DATA LINES>

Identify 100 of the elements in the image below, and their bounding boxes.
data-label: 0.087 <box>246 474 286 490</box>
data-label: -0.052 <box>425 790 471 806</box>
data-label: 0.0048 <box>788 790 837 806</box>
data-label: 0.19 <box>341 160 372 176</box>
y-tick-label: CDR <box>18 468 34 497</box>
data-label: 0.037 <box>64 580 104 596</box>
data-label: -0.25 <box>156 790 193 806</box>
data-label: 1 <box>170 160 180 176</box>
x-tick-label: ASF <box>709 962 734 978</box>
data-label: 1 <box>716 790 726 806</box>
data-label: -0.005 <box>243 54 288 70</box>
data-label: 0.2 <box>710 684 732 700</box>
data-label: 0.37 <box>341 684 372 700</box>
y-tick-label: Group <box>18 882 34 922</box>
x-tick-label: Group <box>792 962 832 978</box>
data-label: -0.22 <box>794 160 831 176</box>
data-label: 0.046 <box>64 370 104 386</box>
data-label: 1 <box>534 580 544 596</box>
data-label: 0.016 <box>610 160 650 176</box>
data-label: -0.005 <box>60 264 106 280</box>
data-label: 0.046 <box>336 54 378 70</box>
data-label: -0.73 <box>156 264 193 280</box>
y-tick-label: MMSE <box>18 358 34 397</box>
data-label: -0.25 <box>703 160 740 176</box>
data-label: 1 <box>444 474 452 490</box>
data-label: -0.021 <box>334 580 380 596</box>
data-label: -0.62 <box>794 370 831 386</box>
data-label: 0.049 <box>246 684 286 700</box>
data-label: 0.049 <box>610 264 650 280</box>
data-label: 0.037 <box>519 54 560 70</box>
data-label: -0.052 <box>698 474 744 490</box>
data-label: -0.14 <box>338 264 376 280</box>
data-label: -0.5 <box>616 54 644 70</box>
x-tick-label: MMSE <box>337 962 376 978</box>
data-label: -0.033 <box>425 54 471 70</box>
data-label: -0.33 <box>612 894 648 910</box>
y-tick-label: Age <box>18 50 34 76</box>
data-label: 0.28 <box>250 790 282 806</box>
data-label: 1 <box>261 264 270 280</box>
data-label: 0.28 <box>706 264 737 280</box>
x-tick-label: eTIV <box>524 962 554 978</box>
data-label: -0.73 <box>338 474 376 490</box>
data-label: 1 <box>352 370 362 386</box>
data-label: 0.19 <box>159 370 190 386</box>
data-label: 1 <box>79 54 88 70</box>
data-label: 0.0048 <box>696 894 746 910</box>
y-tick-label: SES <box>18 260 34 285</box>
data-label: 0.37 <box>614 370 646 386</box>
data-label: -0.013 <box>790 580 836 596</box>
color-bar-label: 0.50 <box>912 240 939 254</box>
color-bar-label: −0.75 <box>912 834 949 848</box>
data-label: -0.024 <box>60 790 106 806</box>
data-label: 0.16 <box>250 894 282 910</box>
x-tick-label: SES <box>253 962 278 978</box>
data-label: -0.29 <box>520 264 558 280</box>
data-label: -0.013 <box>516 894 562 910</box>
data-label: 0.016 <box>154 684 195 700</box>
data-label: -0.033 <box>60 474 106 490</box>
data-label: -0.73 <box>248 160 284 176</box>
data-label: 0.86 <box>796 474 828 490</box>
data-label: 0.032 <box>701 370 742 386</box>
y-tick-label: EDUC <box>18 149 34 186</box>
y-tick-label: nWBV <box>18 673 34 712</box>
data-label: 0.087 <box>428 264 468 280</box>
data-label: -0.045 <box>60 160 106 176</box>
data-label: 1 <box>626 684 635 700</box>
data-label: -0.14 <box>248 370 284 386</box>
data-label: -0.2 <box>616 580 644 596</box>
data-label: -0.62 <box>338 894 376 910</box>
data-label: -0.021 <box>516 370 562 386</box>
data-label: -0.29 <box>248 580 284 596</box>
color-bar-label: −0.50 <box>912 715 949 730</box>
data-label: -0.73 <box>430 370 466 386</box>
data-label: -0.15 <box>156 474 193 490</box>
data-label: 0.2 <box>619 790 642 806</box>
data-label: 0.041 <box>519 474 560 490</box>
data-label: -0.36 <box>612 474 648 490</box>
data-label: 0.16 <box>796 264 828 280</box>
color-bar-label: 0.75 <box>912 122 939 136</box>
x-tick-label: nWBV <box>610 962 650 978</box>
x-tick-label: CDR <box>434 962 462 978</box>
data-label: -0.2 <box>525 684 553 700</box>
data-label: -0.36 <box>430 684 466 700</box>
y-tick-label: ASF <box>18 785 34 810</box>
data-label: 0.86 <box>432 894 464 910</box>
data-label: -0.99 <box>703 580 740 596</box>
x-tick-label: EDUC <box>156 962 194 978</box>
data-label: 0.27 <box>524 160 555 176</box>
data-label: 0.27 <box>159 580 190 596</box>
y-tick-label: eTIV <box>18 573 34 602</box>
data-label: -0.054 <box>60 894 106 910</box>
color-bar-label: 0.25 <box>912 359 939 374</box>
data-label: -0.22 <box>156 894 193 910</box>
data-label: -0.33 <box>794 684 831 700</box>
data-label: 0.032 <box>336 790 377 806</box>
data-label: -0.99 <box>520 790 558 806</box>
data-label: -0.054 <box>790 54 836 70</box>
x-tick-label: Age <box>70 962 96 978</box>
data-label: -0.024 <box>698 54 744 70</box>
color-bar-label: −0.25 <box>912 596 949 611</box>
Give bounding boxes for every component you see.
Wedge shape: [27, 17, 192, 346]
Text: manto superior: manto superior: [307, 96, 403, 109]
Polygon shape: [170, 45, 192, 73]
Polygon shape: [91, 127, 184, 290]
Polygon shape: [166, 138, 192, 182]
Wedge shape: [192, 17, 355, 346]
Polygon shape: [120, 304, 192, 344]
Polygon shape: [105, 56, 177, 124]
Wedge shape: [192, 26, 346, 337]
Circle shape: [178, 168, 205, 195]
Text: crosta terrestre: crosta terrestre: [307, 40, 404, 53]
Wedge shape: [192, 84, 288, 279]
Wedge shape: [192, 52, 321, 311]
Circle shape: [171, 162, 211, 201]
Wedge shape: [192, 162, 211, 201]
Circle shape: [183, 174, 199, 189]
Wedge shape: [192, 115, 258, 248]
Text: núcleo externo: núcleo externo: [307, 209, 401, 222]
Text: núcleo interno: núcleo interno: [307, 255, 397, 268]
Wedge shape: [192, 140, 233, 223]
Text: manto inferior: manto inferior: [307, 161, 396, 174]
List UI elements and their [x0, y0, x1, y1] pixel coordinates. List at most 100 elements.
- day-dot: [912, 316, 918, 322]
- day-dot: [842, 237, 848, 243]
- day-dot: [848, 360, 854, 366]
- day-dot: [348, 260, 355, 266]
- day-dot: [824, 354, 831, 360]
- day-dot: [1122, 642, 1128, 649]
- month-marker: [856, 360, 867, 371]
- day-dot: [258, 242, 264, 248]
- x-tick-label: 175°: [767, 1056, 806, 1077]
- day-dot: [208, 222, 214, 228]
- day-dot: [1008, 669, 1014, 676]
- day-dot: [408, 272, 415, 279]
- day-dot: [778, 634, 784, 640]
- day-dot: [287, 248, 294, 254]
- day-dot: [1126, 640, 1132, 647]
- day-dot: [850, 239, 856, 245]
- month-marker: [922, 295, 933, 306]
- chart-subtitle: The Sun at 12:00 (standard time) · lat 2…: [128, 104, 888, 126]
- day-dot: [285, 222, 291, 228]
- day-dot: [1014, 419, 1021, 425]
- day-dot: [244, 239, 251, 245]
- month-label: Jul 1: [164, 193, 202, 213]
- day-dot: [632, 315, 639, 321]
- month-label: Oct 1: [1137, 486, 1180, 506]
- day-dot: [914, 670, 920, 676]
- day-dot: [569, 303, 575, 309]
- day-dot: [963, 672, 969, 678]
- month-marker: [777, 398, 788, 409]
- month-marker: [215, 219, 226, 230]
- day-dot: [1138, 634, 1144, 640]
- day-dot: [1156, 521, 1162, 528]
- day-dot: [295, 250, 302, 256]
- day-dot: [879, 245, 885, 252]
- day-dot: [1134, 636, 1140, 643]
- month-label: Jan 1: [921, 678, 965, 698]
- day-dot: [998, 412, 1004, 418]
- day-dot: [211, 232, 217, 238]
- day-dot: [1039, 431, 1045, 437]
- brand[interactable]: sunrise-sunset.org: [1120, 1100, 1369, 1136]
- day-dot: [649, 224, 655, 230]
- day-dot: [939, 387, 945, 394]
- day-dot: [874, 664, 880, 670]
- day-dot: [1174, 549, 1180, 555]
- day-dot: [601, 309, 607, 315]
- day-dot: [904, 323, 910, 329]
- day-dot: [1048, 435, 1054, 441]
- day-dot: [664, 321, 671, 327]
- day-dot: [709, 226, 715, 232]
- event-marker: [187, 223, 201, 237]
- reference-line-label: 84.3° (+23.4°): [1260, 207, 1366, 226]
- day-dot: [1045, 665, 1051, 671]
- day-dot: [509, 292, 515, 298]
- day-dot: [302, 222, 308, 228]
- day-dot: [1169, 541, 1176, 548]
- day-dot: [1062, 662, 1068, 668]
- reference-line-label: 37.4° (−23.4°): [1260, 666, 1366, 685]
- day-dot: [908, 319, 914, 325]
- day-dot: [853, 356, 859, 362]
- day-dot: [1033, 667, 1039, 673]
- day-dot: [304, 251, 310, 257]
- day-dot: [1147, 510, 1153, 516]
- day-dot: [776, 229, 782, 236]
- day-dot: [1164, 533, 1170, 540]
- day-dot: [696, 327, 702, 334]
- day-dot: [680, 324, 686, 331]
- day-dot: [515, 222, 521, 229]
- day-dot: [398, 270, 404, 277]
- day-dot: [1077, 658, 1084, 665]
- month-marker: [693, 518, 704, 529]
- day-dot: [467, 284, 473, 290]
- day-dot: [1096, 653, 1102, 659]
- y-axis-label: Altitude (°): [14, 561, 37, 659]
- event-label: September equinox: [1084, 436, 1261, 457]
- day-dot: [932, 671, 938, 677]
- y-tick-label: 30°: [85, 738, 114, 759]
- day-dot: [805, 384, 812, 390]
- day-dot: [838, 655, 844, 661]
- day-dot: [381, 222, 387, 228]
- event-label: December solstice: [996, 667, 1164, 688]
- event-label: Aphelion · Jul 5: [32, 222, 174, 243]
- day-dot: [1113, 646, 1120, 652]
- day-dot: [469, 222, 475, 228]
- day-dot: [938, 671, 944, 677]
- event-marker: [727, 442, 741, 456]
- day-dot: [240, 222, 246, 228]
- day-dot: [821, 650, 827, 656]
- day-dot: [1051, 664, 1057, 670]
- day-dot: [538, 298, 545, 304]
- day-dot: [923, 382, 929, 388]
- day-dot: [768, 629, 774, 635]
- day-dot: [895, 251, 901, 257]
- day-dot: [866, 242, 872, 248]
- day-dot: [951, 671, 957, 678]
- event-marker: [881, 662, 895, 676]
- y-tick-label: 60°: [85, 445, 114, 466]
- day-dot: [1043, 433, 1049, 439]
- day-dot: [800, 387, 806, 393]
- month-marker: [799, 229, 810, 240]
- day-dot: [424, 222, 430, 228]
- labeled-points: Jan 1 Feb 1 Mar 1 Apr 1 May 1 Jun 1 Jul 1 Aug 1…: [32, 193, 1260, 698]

INSTRUCTION> Output every line from the very beginning of the items through the line containing "y-tick-label: CDR <box>18 468 34 497</box>", inclusive, as a JSON list of strings with one string per line and blank lines omitted.

RESPONSE>
[
  "Identify 100 of the elements in the image below, and their bounding boxes.",
  "data-label: 0.087 <box>246 474 286 490</box>",
  "data-label: -0.052 <box>425 790 471 806</box>",
  "data-label: 0.0048 <box>788 790 837 806</box>",
  "data-label: 0.19 <box>341 160 372 176</box>",
  "y-tick-label: CDR <box>18 468 34 497</box>"
]